* Start Data for this exercise *

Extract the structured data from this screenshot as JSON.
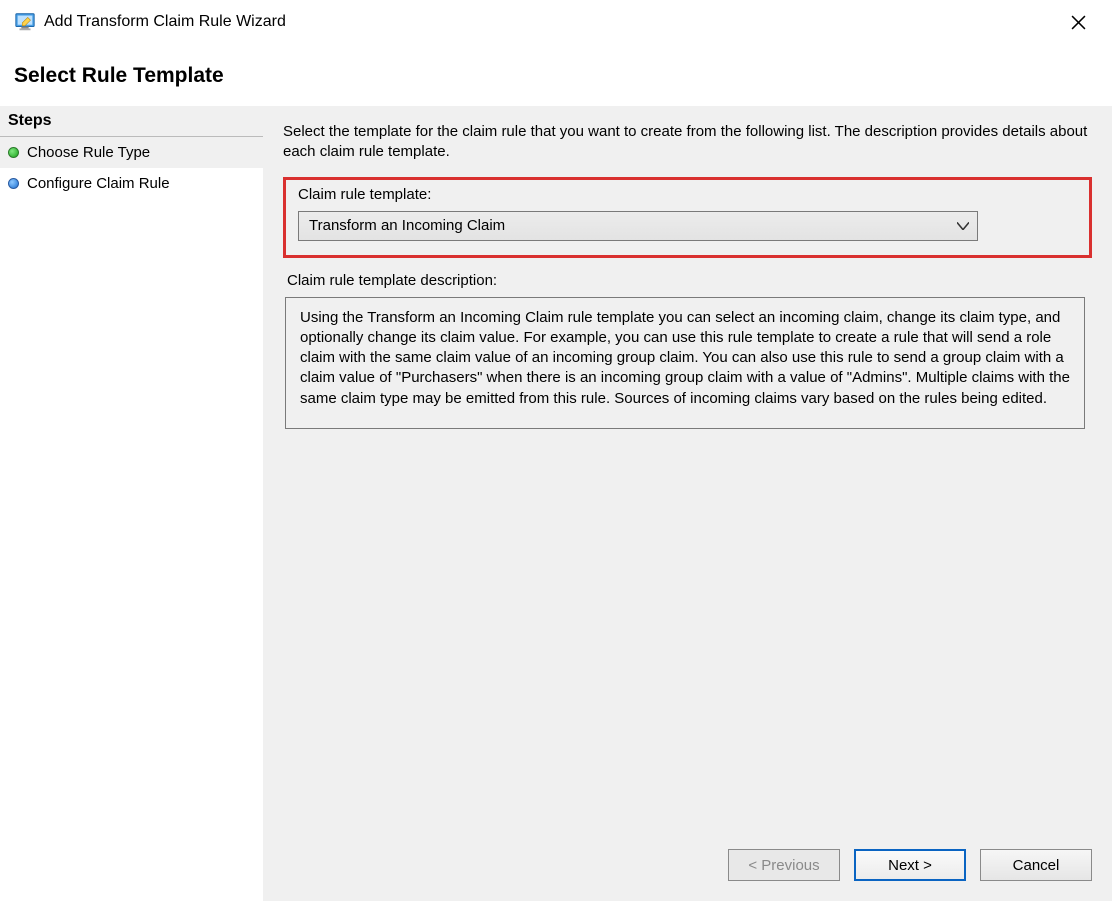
{
  "window": {
    "title": "Add Transform Claim Rule Wizard"
  },
  "header": {
    "title": "Select Rule Template"
  },
  "sidebar": {
    "steps_label": "Steps",
    "items": [
      {
        "label": "Choose Rule Type"
      },
      {
        "label": "Configure Claim Rule"
      }
    ]
  },
  "main": {
    "intro": "Select the template for the claim rule that you want to create from the following list. The description provides details about each claim rule template.",
    "template_label": "Claim rule template:",
    "template_selected": "Transform an Incoming Claim",
    "description_label": "Claim rule template description:",
    "description_text": "Using the Transform an Incoming Claim rule template you can select an incoming claim, change its claim type, and optionally change its claim value.  For example, you can use this rule template to create a rule that will send a role claim with the same claim value of an incoming group claim.  You can also use this rule to send a group claim with a claim value of \"Purchasers\" when there is an incoming group claim with a value of \"Admins\".  Multiple claims with the same claim type may be emitted from this rule.  Sources of incoming claims vary based on the rules being edited."
  },
  "footer": {
    "previous_label": "< Previous",
    "next_label": "Next >",
    "cancel_label": "Cancel"
  }
}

* End Data for this exercise *

* _Task to carry out_: Search the data above for lines holding "title" and copy each of them.

* _Task answer_:
    "title": "Add Transform Claim Rule Wizard"
    "title": "Select Rule Template"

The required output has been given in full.